Every entry that follows needs to be repeated exactly.

— Start Task input —

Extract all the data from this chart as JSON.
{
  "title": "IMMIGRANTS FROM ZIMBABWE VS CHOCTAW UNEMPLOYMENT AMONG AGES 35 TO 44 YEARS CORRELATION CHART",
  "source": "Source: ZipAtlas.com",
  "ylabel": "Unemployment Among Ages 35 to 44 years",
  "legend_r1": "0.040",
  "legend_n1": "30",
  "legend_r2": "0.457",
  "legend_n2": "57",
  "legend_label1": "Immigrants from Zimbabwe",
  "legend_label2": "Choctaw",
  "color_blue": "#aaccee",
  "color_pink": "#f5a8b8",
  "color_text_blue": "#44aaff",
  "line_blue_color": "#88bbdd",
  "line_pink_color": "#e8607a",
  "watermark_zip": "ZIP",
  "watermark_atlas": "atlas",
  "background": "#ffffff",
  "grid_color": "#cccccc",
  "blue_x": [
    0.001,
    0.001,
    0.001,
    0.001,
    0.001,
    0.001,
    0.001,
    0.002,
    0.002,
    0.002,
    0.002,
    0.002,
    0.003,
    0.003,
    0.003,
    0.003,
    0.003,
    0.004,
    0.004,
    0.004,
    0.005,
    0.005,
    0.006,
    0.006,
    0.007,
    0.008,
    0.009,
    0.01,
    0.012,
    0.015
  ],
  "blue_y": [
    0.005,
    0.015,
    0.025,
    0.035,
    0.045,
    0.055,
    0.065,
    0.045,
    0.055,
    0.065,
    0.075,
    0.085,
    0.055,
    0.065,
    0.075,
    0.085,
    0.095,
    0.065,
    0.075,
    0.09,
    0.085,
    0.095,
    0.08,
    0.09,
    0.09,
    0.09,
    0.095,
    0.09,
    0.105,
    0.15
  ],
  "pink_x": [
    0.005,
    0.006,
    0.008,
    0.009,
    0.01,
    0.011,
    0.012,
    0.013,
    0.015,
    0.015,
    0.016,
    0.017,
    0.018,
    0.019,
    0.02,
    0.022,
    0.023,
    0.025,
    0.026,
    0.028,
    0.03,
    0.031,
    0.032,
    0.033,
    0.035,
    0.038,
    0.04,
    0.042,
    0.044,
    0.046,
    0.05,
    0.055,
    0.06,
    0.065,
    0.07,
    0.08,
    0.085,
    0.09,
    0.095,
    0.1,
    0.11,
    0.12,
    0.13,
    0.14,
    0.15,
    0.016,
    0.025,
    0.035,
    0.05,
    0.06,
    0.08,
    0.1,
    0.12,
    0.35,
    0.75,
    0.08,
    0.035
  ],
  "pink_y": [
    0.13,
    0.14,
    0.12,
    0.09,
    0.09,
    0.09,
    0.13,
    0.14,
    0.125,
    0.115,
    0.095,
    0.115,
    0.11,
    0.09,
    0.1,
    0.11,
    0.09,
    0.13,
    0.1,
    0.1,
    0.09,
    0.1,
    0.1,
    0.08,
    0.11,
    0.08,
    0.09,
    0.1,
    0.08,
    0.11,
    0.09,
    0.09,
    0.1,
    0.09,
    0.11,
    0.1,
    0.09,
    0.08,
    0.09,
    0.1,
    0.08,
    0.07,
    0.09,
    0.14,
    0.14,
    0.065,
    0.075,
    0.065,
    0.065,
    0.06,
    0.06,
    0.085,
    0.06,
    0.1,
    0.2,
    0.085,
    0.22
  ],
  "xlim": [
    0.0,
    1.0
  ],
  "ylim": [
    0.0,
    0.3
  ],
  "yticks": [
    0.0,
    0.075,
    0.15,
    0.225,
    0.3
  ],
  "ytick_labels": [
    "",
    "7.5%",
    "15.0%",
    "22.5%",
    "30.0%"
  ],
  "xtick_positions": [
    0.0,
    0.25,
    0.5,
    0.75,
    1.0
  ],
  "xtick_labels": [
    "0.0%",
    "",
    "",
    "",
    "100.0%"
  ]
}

— End Task input —

### Finished task
Extract all the data from this chart as JSON.
{
  "title": "IMMIGRANTS FROM ZIMBABWE VS CHOCTAW UNEMPLOYMENT AMONG AGES 35 TO 44 YEARS CORRELATION CHART",
  "source": "Source: ZipAtlas.com",
  "ylabel": "Unemployment Among Ages 35 to 44 years",
  "legend_r1": "0.040",
  "legend_n1": "30",
  "legend_r2": "0.457",
  "legend_n2": "57",
  "legend_label1": "Immigrants from Zimbabwe",
  "legend_label2": "Choctaw",
  "color_blue": "#aaccee",
  "color_pink": "#f5a8b8",
  "color_text_blue": "#44aaff",
  "line_blue_color": "#88bbdd",
  "line_pink_color": "#e8607a",
  "watermark_zip": "ZIP",
  "watermark_atlas": "atlas",
  "background": "#ffffff",
  "grid_color": "#cccccc",
  "blue_x": [
    0.001,
    0.001,
    0.001,
    0.001,
    0.001,
    0.001,
    0.001,
    0.002,
    0.002,
    0.002,
    0.002,
    0.002,
    0.003,
    0.003,
    0.003,
    0.003,
    0.003,
    0.004,
    0.004,
    0.004,
    0.005,
    0.005,
    0.006,
    0.006,
    0.007,
    0.008,
    0.009,
    0.01,
    0.012,
    0.015
  ],
  "blue_y": [
    0.005,
    0.015,
    0.025,
    0.035,
    0.045,
    0.055,
    0.065,
    0.045,
    0.055,
    0.065,
    0.075,
    0.085,
    0.055,
    0.065,
    0.075,
    0.085,
    0.095,
    0.065,
    0.075,
    0.09,
    0.085,
    0.095,
    0.08,
    0.09,
    0.09,
    0.09,
    0.095,
    0.09,
    0.105,
    0.15
  ],
  "pink_x": [
    0.005,
    0.006,
    0.008,
    0.009,
    0.01,
    0.011,
    0.012,
    0.013,
    0.015,
    0.015,
    0.016,
    0.017,
    0.018,
    0.019,
    0.02,
    0.022,
    0.023,
    0.025,
    0.026,
    0.028,
    0.03,
    0.031,
    0.032,
    0.033,
    0.035,
    0.038,
    0.04,
    0.042,
    0.044,
    0.046,
    0.05,
    0.055,
    0.06,
    0.065,
    0.07,
    0.08,
    0.085,
    0.09,
    0.095,
    0.1,
    0.11,
    0.12,
    0.13,
    0.14,
    0.15,
    0.016,
    0.025,
    0.035,
    0.05,
    0.06,
    0.08,
    0.1,
    0.12,
    0.35,
    0.75,
    0.08,
    0.035
  ],
  "pink_y": [
    0.13,
    0.14,
    0.12,
    0.09,
    0.09,
    0.09,
    0.13,
    0.14,
    0.125,
    0.115,
    0.095,
    0.115,
    0.11,
    0.09,
    0.1,
    0.11,
    0.09,
    0.13,
    0.1,
    0.1,
    0.09,
    0.1,
    0.1,
    0.08,
    0.11,
    0.08,
    0.09,
    0.1,
    0.08,
    0.11,
    0.09,
    0.09,
    0.1,
    0.09,
    0.11,
    0.1,
    0.09,
    0.08,
    0.09,
    0.1,
    0.08,
    0.07,
    0.09,
    0.14,
    0.14,
    0.065,
    0.075,
    0.065,
    0.065,
    0.06,
    0.06,
    0.085,
    0.06,
    0.1,
    0.2,
    0.085,
    0.22
  ],
  "xlim": [
    0.0,
    1.0
  ],
  "ylim": [
    0.0,
    0.3
  ],
  "yticks": [
    0.0,
    0.075,
    0.15,
    0.225,
    0.3
  ],
  "ytick_labels": [
    "",
    "7.5%",
    "15.0%",
    "22.5%",
    "30.0%"
  ],
  "xtick_positions": [
    0.0,
    0.25,
    0.5,
    0.75,
    1.0
  ],
  "xtick_labels": [
    "0.0%",
    "",
    "",
    "",
    "100.0%"
  ]
}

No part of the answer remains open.